**Short exercise:** Print all of the lines exactly. Any picture among them stays out.

**Extracted records:**

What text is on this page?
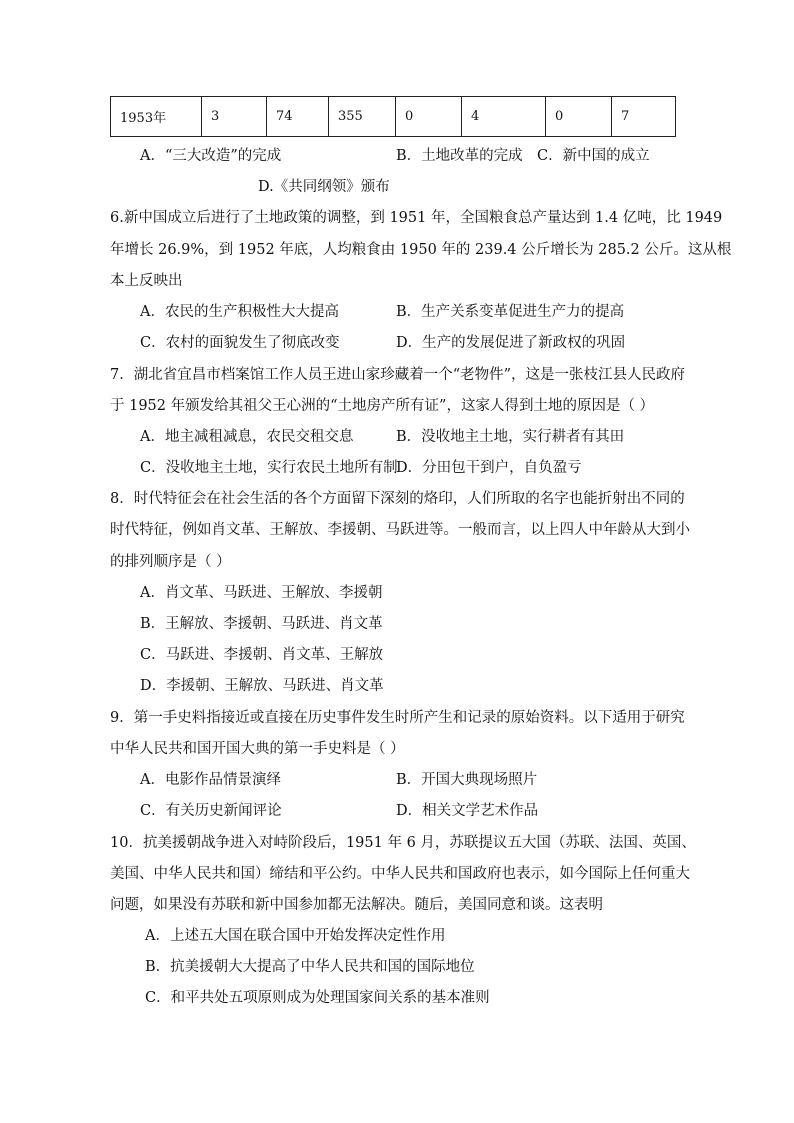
1953年	3	74	355	0	4	0	7
A．“三大改造”的完成	B．土地改革的完成 C．新中国的成立
D.《共同纲领》颁布
6.新中国成立后进行了土地政策的调整，到 1951 年，全国粮食总产量达到 1.4 亿吨，比 1949
年增长 26.9%，到 1952 年底，人均粮食由 1950 年的 239.4 公斤增长为 285.2 公斤。这从根
本上反映出
A．农民的生产积极性大大提高	B．生产关系变革促进生产力的提高
C．农村的面貌发生了彻底改变	D．生产的发展促进了新政权的巩固
7．湖北省宜昌市档案馆工作人员王进山家珍藏着一个“老物件”，这是一张枝江县人民政府
于 1952 年颁发给其祖父王心洲的“土地房产所有证”，这家人得到土地的原因是（ ）
A．地主减租减息，农民交租交息	B．没收地主土地，实行耕者有其田
C．没收地主土地，实行农民土地所有制
D．分田包干到户，自负盈亏
8．时代特征会在社会生活的各个方面留下深刻的烙印，人们所取的名字也能折射出不同的
时代特征，例如肖文革、王解放、李援朝、马跃进等。一般而言，以上四人中年龄从大到小
的排列顺序是（ ）
A．肖文革、马跃进、王解放、李援朝
B．王解放、李援朝、马跃进、肖文革
C．马跃进、李援朝、肖文革、王解放
D．李援朝、王解放、马跃进、肖文革
9．第一手史料指接近或直接在历史事件发生时所产生和记录的原始资料。以下适用于研究
中华人民共和国开国大典的第一手史料是（ ）
A．电影作品情景演绎	B．开国大典现场照片
C．有关历史新闻评论	D．相关文学艺术作品
10．抗美援朝战争进入对峙阶段后，1951 年 6 月，苏联提议五大国（苏联、法国、英国、
美国、中华人民共和国）缔结和平公约。中华人民共和国政府也表示，如今国际上任何重大
问题，如果没有苏联和新中国参加都无法解决。随后，美国同意和谈。这表明
A．上述五大国在联合国中开始发挥决定性作用
B．抗美援朝大大提高了中华人民共和国的国际地位
C．和平共处五项原则成为处理国家间关系的基本准则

**Output for this exercise:**
What text is on this page?
1953年	3	74	355	0	4	0	7
A．“三大改造”的完成	B．土地改革的完成 C．新中国的成立
D.《共同纲领》颁布
6.新中国成立后进行了土地政策的调整，到 1951 年，全国粮食总产量达到 1.4 亿吨，比 1949
年增长 26.9%，到 1952 年底，人均粮食由 1950 年的 239.4 公斤增长为 285.2 公斤。这从根
本上反映出
A．农民的生产积极性大大提高	B．生产关系变革促进生产力的提高
C．农村的面貌发生了彻底改变	D．生产的发展促进了新政权的巩固
7．湖北省宜昌市档案馆工作人员王进山家珍藏着一个“老物件”，这是一张枝江县人民政府
于 1952 年颁发给其祖父王心洲的“土地房产所有证”，这家人得到土地的原因是（ ）
A．地主减租减息，农民交租交息	B．没收地主土地，实行耕者有其田
C．没收地主土地，实行农民土地所有制
D．分田包干到户，自负盈亏
8．时代特征会在社会生活的各个方面留下深刻的烙印，人们所取的名字也能折射出不同的
时代特征，例如肖文革、王解放、李援朝、马跃进等。一般而言，以上四人中年龄从大到小
的排列顺序是（ ）
A．肖文革、马跃进、王解放、李援朝
B．王解放、李援朝、马跃进、肖文革
C．马跃进、李援朝、肖文革、王解放
D．李援朝、王解放、马跃进、肖文革
9．第一手史料指接近或直接在历史事件发生时所产生和记录的原始资料。以下适用于研究
中华人民共和国开国大典的第一手史料是（ ）
A．电影作品情景演绎	B．开国大典现场照片
C．有关历史新闻评论	D．相关文学艺术作品
10．抗美援朝战争进入对峙阶段后，1951 年 6 月，苏联提议五大国（苏联、法国、英国、
美国、中华人民共和国）缔结和平公约。中华人民共和国政府也表示，如今国际上任何重大
问题，如果没有苏联和新中国参加都无法解决。随后，美国同意和谈。这表明
A．上述五大国在联合国中开始发挥决定性作用
B．抗美援朝大大提高了中华人民共和国的国际地位
C．和平共处五项原则成为处理国家间关系的基本准则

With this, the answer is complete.